- 原文摘錄
※ ※ ※
Oracle FGA稽核
FGA稽核(fine-grained auditing)即細粒度稽核。標準的資料庫稽核可以捕獲對某個表的所有訪問,但是可能只有某些行包含了使用者關心的敏感資訊,為了查詢少量的重要資訊,我們可能需要篩選大量的稽核記錄。而細粒度稽核可以配置只在訪問特定行或特定行的特定列時生成稽核記錄,並可配置稽核條件滿足時執行一個PL/SQL程式碼,以完成更加複雜的監控操作。
一、FGA稽核的基本方法
程式包dbms_fga用來建立、使能、刪除FGA稽核策略
SQL> desc dbms_fga
Element Type
-------------- ---------
EXTENDED CONSTANT
DB CONSTANT
DB_EXTENDED CONSTANT
XML CONSTANT
ALL_COLUMNS CONSTANT
ANY_COLUMNS CONSTANT
ADD_POLICY PROCEDURE
DROP_POLICY PROCEDURE
ENABLE_POLICY PROCEDURE
DISABLE_POLICY PROCEDURE
程式包中的過程add_policy用來建立一個稽核策略
SQL> desc dbms_fga.add_policy
Parameter Type Mode Default?
----------------- -------------- ---- --------
OBJECT_SCHEMA VARCHAR2 IN Y 待稽核物件的使用者名稱,預設為建立FGA稽核策略的使用者
OBJECT_NAME VARCHAR2 IN 待稽核表的名稱
POLICY_NAME VARCHAR2 IN 每一個稽核策略都應有一個策略名
AUDIT_CONDITION VARCHAR2 IN Y 確定稽核行的條件表示式,為NULL時對任何行的訪問都納入稽核
AUDIT_COLUMN VARCHAR2 IN Y 待稽核列的列表,為NULL時對任何列的訪問都納入稽核
HANDLER_SCHEMA VARCHAR2 IN Y 達到稽核條件時所執行儲存過程的使用者名稱,預設為建立策略的使用者
HANDLER_MODULE VARCHAR2 IN Y 達到稽核條件時所執行的PL/SQL儲存過程
ENABLE BOOLEAN IN Y 預設為true,策略自動啟用,用disable_policy可禁用策略,若為false,則需使用enable_policy啟用策略
STATEMENT_TYPES VARCHAR2 IN Y 定義要稽核的語句型別,如select、insert、update或delete中的一個或多個,預設只稽核select
AUDIT_TRAIL BINARY_INTEGER IN Y 是否將執行的SQL語句及其繫結變數寫入FGA稽核跟蹤,預設為寫入
AUDIT_COLUMN_OPTS BINARY_INTEGER IN Y 當執行語句涉及到audit_column引數中指定的任何列或所有列時,是否進行稽核,
包括dbms_fga.any_columns(預設)或dbms_fga.all_columns
POLICY_OWNER VARCHAR2 IN Y 策略所有者
過程drop_policy用來刪除一個稽核策略
SQL> desc dbms_fga.drop_policy
Parameter Type Mode Default?
※ ※ ※
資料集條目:

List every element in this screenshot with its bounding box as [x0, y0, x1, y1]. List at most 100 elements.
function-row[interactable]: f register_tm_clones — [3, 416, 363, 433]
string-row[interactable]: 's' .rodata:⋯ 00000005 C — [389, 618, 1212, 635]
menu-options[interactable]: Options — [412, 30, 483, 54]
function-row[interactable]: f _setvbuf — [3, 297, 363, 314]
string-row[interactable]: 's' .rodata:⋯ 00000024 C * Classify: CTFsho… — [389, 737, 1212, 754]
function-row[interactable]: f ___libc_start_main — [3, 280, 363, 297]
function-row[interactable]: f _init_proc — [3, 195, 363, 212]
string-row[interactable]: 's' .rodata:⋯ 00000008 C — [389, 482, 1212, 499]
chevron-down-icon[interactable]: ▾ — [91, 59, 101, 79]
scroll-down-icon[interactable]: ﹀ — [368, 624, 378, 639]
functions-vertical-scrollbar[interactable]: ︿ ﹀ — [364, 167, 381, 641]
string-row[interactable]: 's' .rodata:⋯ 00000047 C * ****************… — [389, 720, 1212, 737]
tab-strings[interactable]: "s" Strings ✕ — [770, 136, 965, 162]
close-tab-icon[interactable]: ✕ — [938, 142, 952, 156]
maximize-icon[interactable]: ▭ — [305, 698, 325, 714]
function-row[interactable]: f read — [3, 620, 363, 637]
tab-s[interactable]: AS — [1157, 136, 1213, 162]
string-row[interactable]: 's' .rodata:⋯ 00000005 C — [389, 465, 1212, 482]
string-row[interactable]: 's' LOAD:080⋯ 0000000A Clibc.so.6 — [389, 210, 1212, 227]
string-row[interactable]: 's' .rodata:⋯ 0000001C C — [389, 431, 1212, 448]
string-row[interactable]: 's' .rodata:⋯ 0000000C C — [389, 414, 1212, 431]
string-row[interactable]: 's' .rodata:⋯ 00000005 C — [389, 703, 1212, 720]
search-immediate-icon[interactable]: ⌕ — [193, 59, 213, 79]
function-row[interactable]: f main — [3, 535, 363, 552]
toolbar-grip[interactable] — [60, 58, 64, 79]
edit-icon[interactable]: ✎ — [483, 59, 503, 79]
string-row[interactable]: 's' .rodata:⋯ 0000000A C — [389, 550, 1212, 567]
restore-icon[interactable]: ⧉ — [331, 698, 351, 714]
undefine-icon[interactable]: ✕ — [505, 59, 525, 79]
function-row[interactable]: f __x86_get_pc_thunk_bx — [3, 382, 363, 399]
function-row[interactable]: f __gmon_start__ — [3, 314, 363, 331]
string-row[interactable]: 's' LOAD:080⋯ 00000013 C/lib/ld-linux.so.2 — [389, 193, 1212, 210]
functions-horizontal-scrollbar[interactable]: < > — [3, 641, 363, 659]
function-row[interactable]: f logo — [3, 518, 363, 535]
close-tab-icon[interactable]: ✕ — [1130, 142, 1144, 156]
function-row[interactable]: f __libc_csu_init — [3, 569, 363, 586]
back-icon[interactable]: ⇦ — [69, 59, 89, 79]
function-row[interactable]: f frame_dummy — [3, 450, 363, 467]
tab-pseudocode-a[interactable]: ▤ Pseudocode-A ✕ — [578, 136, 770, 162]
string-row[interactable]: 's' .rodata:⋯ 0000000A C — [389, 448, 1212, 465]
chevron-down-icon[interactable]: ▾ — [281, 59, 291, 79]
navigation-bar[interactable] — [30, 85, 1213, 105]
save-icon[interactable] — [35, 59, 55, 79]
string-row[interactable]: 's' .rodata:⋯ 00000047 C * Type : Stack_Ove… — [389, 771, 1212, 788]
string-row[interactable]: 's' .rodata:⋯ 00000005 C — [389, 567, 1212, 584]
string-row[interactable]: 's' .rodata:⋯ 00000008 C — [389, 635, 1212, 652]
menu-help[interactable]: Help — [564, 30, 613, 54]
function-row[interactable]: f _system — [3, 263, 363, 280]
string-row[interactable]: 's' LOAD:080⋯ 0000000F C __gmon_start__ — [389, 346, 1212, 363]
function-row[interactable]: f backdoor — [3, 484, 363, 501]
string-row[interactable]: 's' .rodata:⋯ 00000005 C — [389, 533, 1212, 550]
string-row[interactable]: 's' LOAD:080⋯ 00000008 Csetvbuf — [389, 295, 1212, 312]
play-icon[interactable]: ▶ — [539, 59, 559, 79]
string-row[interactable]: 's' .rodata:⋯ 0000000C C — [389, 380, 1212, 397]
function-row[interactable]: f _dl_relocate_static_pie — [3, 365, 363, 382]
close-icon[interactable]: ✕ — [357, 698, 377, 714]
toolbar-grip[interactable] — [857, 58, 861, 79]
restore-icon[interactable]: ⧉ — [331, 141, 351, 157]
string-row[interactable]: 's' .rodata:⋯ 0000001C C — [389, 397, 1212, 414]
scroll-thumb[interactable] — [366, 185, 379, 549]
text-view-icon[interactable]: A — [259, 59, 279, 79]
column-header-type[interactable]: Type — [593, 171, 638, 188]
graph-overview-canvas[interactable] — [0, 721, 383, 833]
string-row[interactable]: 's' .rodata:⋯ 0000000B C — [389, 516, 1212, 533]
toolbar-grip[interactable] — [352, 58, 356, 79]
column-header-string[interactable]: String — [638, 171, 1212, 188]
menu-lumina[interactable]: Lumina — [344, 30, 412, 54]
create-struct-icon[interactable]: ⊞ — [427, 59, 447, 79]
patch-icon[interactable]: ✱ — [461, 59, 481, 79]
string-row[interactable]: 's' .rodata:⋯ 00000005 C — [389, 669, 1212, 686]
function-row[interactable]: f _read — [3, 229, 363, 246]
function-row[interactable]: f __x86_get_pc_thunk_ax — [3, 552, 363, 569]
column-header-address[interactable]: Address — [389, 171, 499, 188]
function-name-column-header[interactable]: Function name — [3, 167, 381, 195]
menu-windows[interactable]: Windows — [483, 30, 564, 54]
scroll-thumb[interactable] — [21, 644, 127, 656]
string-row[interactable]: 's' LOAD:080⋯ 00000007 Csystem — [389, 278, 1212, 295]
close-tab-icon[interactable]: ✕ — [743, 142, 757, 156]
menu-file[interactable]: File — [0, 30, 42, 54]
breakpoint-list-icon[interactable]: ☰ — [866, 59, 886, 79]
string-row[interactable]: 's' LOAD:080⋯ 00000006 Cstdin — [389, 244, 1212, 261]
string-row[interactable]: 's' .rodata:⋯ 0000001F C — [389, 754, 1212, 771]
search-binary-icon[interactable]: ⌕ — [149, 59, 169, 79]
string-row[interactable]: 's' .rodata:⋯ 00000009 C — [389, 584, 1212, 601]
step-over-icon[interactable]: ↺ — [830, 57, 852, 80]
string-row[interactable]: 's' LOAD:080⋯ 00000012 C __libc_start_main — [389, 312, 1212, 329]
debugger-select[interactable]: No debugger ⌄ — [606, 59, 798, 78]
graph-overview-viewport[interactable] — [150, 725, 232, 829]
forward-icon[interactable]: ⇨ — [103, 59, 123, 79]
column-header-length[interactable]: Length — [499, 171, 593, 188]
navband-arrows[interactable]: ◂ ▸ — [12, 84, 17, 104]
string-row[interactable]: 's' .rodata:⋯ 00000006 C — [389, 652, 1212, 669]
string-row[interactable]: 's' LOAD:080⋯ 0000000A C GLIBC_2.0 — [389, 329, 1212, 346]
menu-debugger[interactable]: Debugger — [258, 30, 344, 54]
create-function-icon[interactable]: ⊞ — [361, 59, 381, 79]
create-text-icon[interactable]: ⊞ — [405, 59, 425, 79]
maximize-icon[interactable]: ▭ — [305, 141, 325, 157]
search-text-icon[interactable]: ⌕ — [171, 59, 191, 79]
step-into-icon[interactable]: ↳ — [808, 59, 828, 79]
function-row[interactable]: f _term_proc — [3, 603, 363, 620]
※ ※ ※
- 你的任務
根據上面關於Oracle FGA稽核的原文摘錄回答:
(a) 細粒度稽核可配置在稽核條件滿足時執行什麼?
(b) add_policy的STATEMENT_TYPES參數預設只稽核哪種語句?
(c) 用來刪除一個稽核策略的是哪個過程?

- 完成的任務
(a) 一個PL/SQL程式碼,以完成更加複雜的監控操作。
(b) select。
(c) drop_policy。